#### TASK
Copy out the entries below in full and exactly.

#### DATA LISTING
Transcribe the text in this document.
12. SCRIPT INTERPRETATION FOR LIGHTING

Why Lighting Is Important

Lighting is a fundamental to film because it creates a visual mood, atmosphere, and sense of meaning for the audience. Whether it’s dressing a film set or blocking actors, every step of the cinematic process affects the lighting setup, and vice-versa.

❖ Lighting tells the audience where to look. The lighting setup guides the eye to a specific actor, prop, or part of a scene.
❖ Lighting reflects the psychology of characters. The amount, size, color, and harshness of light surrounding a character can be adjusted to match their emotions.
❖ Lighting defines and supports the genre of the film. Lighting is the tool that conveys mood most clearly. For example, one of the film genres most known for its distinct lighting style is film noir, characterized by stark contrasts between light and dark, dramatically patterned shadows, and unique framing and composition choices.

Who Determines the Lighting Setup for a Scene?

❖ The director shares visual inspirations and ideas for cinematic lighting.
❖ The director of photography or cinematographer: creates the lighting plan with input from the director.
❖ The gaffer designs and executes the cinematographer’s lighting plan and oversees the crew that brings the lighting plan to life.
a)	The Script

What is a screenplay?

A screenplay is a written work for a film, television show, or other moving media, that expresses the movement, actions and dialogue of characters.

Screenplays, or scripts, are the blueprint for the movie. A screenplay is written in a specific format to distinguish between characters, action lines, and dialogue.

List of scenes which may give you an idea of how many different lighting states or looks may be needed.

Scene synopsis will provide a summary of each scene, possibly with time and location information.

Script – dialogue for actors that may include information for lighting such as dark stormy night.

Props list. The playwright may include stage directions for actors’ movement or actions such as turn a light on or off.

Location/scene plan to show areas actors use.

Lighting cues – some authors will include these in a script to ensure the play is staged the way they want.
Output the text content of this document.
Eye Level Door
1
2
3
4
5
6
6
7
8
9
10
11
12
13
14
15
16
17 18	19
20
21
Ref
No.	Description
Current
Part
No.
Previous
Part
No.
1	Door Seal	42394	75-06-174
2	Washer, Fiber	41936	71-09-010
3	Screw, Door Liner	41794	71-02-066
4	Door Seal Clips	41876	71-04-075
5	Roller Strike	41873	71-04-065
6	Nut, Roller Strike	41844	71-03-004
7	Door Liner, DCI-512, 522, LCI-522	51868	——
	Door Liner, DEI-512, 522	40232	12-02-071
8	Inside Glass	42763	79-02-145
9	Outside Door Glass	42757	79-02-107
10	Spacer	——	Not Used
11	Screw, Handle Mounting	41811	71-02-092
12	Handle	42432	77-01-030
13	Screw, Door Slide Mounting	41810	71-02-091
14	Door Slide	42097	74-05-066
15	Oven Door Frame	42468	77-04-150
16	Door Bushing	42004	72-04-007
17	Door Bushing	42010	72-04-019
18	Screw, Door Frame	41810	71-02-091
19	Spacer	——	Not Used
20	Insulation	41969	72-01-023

#### EXPECTED ANSWER
Transcribe the text in this document.
12. SCRIPT INTERPRETATION FOR LIGHTING

Why Lighting Is Important

Lighting is a fundamental to film because it creates a visual mood, atmosphere, and sense of meaning for the audience. Whether it’s dressing a film set or blocking actors, every step of the cinematic process affects the lighting setup, and vice-versa.

❖ Lighting tells the audience where to look. The lighting setup guides the eye to a specific actor, prop, or part of a scene.
❖ Lighting reflects the psychology of characters. The amount, size, color, and harshness of light surrounding a character can be adjusted to match their emotions.
❖ Lighting defines and supports the genre of the film. Lighting is the tool that conveys mood most clearly. For example, one of the film genres most known for its distinct lighting style is film noir, characterized by stark contrasts between light and dark, dramatically patterned shadows, and unique framing and composition choices.

Who Determines the Lighting Setup for a Scene?

❖ The director shares visual inspirations and ideas for cinematic lighting.
❖ The director of photography or cinematographer: creates the lighting plan with input from the director.
❖ The gaffer designs and executes the cinematographer’s lighting plan and oversees the crew that brings the lighting plan to life.
a)	The Script

What is a screenplay?

A screenplay is a written work for a film, television show, or other moving media, that expresses the movement, actions and dialogue of characters.

Screenplays, or scripts, are the blueprint for the movie. A screenplay is written in a specific format to distinguish between characters, action lines, and dialogue.

List of scenes which may give you an idea of how many different lighting states or looks may be needed.

Scene synopsis will provide a summary of each scene, possibly with time and location information.

Script – dialogue for actors that may include information for lighting such as dark stormy night.

Props list. The playwright may include stage directions for actors’ movement or actions such as turn a light on or off.

Location/scene plan to show areas actors use.

Lighting cues – some authors will include these in a script to ensure the play is staged the way they want.
Output the text content of this document.
Eye Level Door
1
2
3
4
5
6
6
7
8
9
10
11
12
13
14
15
16
17 18	19
20
21
Ref
No.	Description
Current
Part
No.
Previous
Part
No.
1	Door Seal	42394	75-06-174
2	Washer, Fiber	41936	71-09-010
3	Screw, Door Liner	41794	71-02-066
4	Door Seal Clips	41876	71-04-075
5	Roller Strike	41873	71-04-065
6	Nut, Roller Strike	41844	71-03-004
7	Door Liner, DCI-512, 522, LCI-522	51868	——
	Door Liner, DEI-512, 522	40232	12-02-071
8	Inside Glass	42763	79-02-145
9	Outside Door Glass	42757	79-02-107
10	Spacer	——	Not Used
11	Screw, Handle Mounting	41811	71-02-092
12	Handle	42432	77-01-030
13	Screw, Door Slide Mounting	41810	71-02-091
14	Door Slide	42097	74-05-066
15	Oven Door Frame	42468	77-04-150
16	Door Bushing	42004	72-04-007
17	Door Bushing	42010	72-04-019
18	Screw, Door Frame	41810	71-02-091
19	Spacer	——	Not Used
20	Insulation	41969	72-01-023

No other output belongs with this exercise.